━━━━━ Document

The important piece had to do with what IFS calls “polarization,” where two parts are pulling against each other. The external circumstance was a dinner table conversation the night before. At the table were two men I know somewhat as friends, and a woman in her nineties who has some memory loss and comes on very strongly. My feelings about Molly were exactly what Erica was talking about, pulling in two directions, but it took us a while to get to them. We needed to be able to identify my reactions correctly, with a certain amount of subtlety. Simplistically, there was a part that didn’t like Molly and a part that envied her vivaciousness. It took a while for me to understand that I didn’t like her because her vivaciousness felt false in some way, it wasn’t about connecting, it was about overwhelming us with her energy. I didn’t in fact want to be like her. My enthusiasm is not about me, but about the topic, and I want to have a real conversation, a discussion, not a speech. I want there to be connection and relationship.
Last night, as I left the dining room, I was feeling like everyone saw me as a very boring person. What I realized in the session with Erica was that I didn’t at all want to be like Molly, I wanted to be vivacious in my own way, with real enthusiasm for the topic but no wish to coerce someone into agreeing with me. As I was leaving the dining room, though, all I had was the part who envied Molly and saw me as boring.

━━━━━━━━━━
━━━━━ Information provided

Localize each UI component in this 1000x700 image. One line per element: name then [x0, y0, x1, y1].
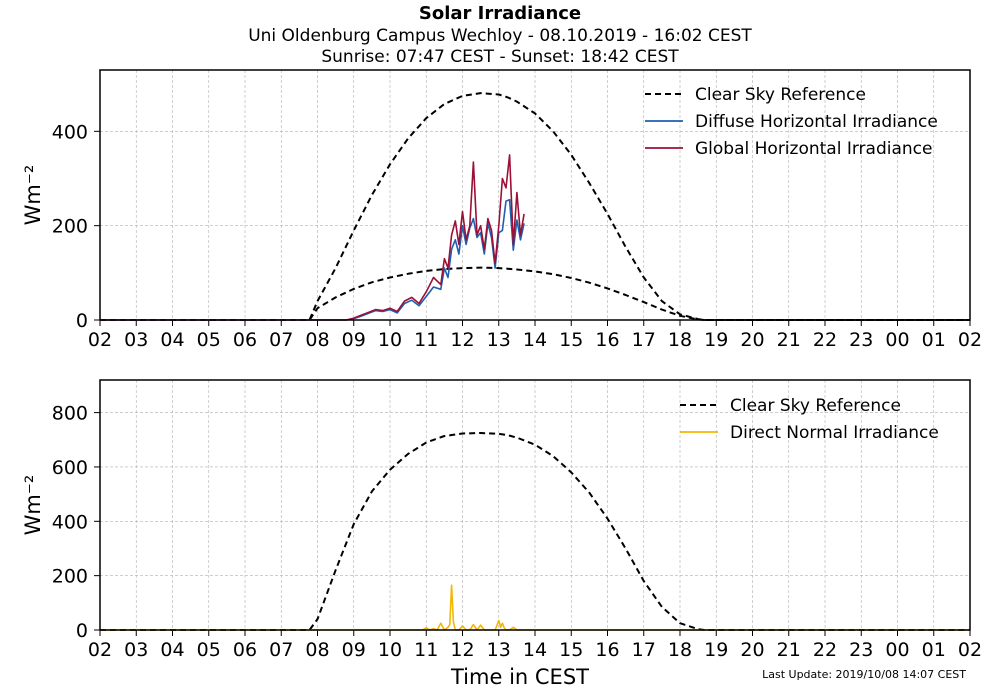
legend-label: Clear Sky Reference	[695, 85, 866, 105]
x-tick-label: 03	[124, 329, 148, 351]
y-tick-label: 800	[52, 403, 88, 425]
x-tick-label: 09	[342, 639, 366, 661]
y-tick-label: 200	[52, 566, 88, 588]
x-tick-label: 06	[233, 639, 257, 661]
series-line	[100, 154, 525, 321]
x-axis-label: Time in CEST	[450, 665, 589, 689]
x-tick-label: 01	[922, 329, 946, 351]
x-tick-label: 03	[124, 639, 148, 661]
y-tick-label: 0	[76, 310, 88, 332]
x-tick-label: 07	[269, 329, 293, 351]
x-tick-label: 20	[740, 639, 764, 661]
y-tick-label: 0	[76, 620, 88, 642]
x-tick-label: 16	[595, 639, 619, 661]
x-tick-label: 02	[88, 329, 112, 351]
y-tick-label: 400	[52, 511, 88, 533]
x-tick-label: 14	[523, 329, 547, 351]
series-line	[100, 432, 970, 631]
x-tick-label: 12	[450, 329, 474, 351]
sunrise-sunset-text: Sunrise: 07:47 CEST - Sunset: 18:42 CEST	[321, 47, 679, 67]
x-tick-label: 21	[777, 329, 801, 351]
series-line	[100, 266, 970, 321]
x-tick-label: 19	[704, 639, 728, 661]
plot-frame	[99, 69, 971, 321]
y-tick-label: 400	[52, 121, 88, 143]
x-tick-label: 17	[632, 639, 656, 661]
x-tick-label: 02	[958, 329, 982, 351]
x-tick-label: 09	[342, 329, 366, 351]
legend-label: Global Horizontal Irradiance	[695, 139, 932, 159]
last-update-text: Last Update: 2019/10/08 14:07 CEST	[762, 668, 966, 681]
y-axis-label: Wm⁻²	[21, 165, 45, 226]
x-tick-label: 22	[813, 639, 837, 661]
x-tick-label: 15	[559, 329, 583, 351]
x-tick-label: 04	[160, 329, 184, 351]
x-tick-label: 08	[305, 639, 329, 661]
x-tick-label: 13	[487, 329, 511, 351]
legend-label: Clear Sky Reference	[730, 396, 901, 416]
x-tick-label: 00	[885, 329, 909, 351]
x-tick-label: 07	[269, 639, 293, 661]
x-tick-label: 19	[704, 329, 728, 351]
y-tick-label: 600	[52, 457, 88, 479]
x-tick-label: 01	[922, 639, 946, 661]
x-tick-label: 08	[305, 329, 329, 351]
x-tick-label: 06	[233, 329, 257, 351]
x-tick-label: 05	[197, 329, 221, 351]
chart-title: Solar Irradiance	[418, 3, 582, 24]
x-tick-label: 16	[595, 329, 619, 351]
x-tick-label: 15	[559, 639, 583, 661]
series-line	[100, 92, 970, 321]
x-tick-label: 18	[668, 329, 692, 351]
legend-label: Diffuse Horizontal Irradiance	[695, 112, 938, 132]
legend-label: Direct Normal Irradiance	[730, 423, 939, 443]
x-tick-label: 10	[378, 329, 402, 351]
x-tick-label: 20	[740, 329, 764, 351]
x-tick-label: 14	[523, 639, 547, 661]
chart-subtitle: Uni Oldenburg Campus Wechloy - 08.10.201…	[248, 26, 752, 46]
x-tick-label: 04	[160, 639, 184, 661]
x-tick-label: 21	[777, 639, 801, 661]
x-tick-label: 11	[414, 639, 438, 661]
x-tick-label: 23	[849, 329, 873, 351]
x-tick-label: 02	[958, 639, 982, 661]
x-tick-label: 11	[414, 329, 438, 351]
x-tick-label: 12	[450, 639, 474, 661]
x-tick-label: 02	[88, 639, 112, 661]
x-tick-label: 23	[849, 639, 873, 661]
x-tick-label: 18	[668, 639, 692, 661]
x-tick-label: 17	[632, 329, 656, 351]
y-tick-label: 200	[52, 216, 88, 238]
x-tick-label: 22	[813, 329, 837, 351]
x-tick-label: 05	[197, 639, 221, 661]
series-line	[100, 198, 525, 321]
x-tick-label: 10	[378, 639, 402, 661]
plot-frame	[99, 379, 971, 631]
x-tick-label: 13	[487, 639, 511, 661]
x-tick-label: 00	[885, 639, 909, 661]
y-axis-label: Wm⁻²	[21, 475, 45, 536]
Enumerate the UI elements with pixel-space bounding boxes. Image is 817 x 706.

━━━━━━━━━━

■ **Problems and tasks**:
a – Can you echo the dinner-table reflection word for word, the stretch from "Last night, as" through "me as boring."?
b – Which sentences in the dinner-table reflection mention Molly by name? List every one.
c – How would the dinner-table reflection go on? Finish out the next part, starting after its final sentence.

■ **Exercise results**:
a –
Last night, as I left the dining room, I was feeling like everyone saw me as a very boring person. What I realized in the session with Erica was that I didn’t at all want to be like Molly, I wanted to be vivacious in my own way, with real enthusiasm for the topic but no wish to coerce someone into agreeing with me. As I was leaving the dining room, though, all I had was the part who envied Molly and saw me as boring.

b –
- My feelings about Molly were exactly what Erica was talking about, pulling in two directions, but it took us a while to get to them.
- Simplistically, there was a part that didn’t like Molly and a part that envied her vivaciousness.
- What I realized in the session with Erica was that I didn’t at all want to be like Molly, I wanted to be vivacious in my own way, with real enthusiasm for the topic but no wish to coerce someone into agreeing with me.
- As I was leaving the dining room, though, all I had was the part who envied Molly and saw me as boring.

c –
Oddly, I felt the presence of my introjected mother, criticizing me, but if my real mother had been there, she would have said of Molly “She thinks she’s so great.” It looks like my introjected mother is not like my real mother, but a part who would only attack me, whereas I remember hearing Mother say of someone else “She thinks she’s so great.” I realize that Molly really does “think she’s so great,” whereas I never do, I think astronomy or folk dance or somatic experiencing is great. Understanding that what I really want is the Truth ended the polarization.
But I can see, while the polarization was going on, it was very damaging. As long as I had the two parts pulling me in opposite directions, I couldn’t see what was really going on, but got stuck in the place in between. No wonder I was confused and feeling hopeless. One thing that helped a lot was the presence of the two men, who didn’t buy into Molly’s intensity, but were more interested in conversation and relationship than figuring out what was “right.”